_Instructions for the task_: Below are the records. Gather each line that holds "image".

_Data records_:
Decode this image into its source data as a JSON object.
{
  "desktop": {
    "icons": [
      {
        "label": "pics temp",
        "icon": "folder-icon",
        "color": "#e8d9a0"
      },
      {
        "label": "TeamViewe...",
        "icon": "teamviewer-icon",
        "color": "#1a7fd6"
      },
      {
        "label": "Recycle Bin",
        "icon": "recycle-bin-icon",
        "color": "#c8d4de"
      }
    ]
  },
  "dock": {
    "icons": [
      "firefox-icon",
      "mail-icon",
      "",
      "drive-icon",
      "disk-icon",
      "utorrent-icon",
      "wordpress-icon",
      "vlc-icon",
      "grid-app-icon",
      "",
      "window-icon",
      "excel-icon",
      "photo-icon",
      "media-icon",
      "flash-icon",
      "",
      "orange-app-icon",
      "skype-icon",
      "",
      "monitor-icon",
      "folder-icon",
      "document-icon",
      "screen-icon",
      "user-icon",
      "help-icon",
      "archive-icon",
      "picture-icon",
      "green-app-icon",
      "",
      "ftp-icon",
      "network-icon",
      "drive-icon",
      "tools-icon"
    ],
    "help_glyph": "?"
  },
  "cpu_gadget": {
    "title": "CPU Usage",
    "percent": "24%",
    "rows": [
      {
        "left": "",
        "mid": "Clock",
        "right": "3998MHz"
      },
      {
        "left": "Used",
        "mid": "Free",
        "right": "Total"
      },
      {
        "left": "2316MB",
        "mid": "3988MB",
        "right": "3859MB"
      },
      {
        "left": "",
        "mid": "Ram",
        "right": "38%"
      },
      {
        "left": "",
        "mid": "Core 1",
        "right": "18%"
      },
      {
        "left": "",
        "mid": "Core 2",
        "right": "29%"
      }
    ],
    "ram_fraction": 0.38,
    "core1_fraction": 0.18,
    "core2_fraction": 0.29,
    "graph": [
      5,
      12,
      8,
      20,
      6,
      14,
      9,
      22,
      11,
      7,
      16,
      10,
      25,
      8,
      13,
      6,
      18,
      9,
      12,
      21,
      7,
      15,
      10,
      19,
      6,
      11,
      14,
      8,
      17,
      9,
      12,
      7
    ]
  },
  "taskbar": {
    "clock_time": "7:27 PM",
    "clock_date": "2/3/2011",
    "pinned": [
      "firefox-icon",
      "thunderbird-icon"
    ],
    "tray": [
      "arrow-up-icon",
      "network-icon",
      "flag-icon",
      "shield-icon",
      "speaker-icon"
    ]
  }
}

...

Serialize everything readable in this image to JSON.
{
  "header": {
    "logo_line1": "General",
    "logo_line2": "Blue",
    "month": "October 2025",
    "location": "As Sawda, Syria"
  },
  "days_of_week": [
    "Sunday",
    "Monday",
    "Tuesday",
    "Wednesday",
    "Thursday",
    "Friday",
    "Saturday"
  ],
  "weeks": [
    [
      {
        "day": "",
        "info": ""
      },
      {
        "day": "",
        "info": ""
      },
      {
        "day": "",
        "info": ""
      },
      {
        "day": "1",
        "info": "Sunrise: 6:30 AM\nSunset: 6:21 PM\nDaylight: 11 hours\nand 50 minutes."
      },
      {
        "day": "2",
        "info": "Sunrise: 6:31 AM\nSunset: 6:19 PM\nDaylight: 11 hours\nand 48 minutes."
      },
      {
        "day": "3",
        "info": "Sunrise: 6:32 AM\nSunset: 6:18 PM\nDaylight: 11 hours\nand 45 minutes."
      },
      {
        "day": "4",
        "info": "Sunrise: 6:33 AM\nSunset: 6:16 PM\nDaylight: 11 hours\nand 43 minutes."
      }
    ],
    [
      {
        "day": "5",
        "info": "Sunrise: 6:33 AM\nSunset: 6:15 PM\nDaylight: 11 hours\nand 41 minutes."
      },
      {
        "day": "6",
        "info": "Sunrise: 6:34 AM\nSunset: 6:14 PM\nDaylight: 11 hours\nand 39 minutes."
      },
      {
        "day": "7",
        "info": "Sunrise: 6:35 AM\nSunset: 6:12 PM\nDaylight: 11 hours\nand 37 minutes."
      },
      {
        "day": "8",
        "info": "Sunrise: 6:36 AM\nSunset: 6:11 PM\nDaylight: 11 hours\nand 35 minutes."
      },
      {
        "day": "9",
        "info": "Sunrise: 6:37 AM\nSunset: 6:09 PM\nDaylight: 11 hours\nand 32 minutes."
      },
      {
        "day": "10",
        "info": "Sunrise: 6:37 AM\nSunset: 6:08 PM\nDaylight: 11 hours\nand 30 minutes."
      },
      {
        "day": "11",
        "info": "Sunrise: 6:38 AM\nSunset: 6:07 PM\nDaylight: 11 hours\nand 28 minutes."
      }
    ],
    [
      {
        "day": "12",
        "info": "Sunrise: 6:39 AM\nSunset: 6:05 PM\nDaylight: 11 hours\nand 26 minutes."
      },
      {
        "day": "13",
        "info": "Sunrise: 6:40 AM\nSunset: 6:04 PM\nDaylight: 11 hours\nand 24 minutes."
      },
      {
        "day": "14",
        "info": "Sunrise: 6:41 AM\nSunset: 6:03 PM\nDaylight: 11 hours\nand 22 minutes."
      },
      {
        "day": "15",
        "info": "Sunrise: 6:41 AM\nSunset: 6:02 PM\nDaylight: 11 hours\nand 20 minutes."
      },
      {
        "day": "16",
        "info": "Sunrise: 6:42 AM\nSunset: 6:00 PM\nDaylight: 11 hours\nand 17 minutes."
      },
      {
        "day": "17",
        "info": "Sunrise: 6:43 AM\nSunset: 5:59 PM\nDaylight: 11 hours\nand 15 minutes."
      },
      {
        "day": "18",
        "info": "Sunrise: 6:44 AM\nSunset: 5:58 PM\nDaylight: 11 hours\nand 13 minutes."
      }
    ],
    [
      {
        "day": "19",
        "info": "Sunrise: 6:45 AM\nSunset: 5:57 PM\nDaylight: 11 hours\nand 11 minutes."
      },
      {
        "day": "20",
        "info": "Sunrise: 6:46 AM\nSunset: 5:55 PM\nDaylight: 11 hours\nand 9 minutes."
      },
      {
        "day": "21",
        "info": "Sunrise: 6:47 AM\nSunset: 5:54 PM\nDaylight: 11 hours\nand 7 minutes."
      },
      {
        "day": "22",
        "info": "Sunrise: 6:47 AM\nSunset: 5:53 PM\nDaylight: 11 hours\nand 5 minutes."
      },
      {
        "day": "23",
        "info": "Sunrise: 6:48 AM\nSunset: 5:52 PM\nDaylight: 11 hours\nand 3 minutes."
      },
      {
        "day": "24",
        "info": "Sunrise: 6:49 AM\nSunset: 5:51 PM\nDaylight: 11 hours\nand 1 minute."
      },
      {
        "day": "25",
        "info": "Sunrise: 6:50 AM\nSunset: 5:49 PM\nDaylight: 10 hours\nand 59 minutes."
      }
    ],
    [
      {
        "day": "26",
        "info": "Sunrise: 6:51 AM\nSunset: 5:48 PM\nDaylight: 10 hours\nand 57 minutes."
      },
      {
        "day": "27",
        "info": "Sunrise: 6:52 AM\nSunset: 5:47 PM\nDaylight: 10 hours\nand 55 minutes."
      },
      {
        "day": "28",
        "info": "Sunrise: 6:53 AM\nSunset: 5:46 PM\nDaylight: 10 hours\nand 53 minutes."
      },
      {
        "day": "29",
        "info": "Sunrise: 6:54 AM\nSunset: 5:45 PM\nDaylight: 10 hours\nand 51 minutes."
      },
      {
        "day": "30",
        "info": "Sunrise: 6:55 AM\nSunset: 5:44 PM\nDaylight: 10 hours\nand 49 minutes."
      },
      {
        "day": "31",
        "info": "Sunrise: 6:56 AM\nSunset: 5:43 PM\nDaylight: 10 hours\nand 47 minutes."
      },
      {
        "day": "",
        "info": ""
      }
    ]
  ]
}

_Correct answer_:
Decode this image into its source data as a JSON object.
Serialize everything readable in this image to JSON.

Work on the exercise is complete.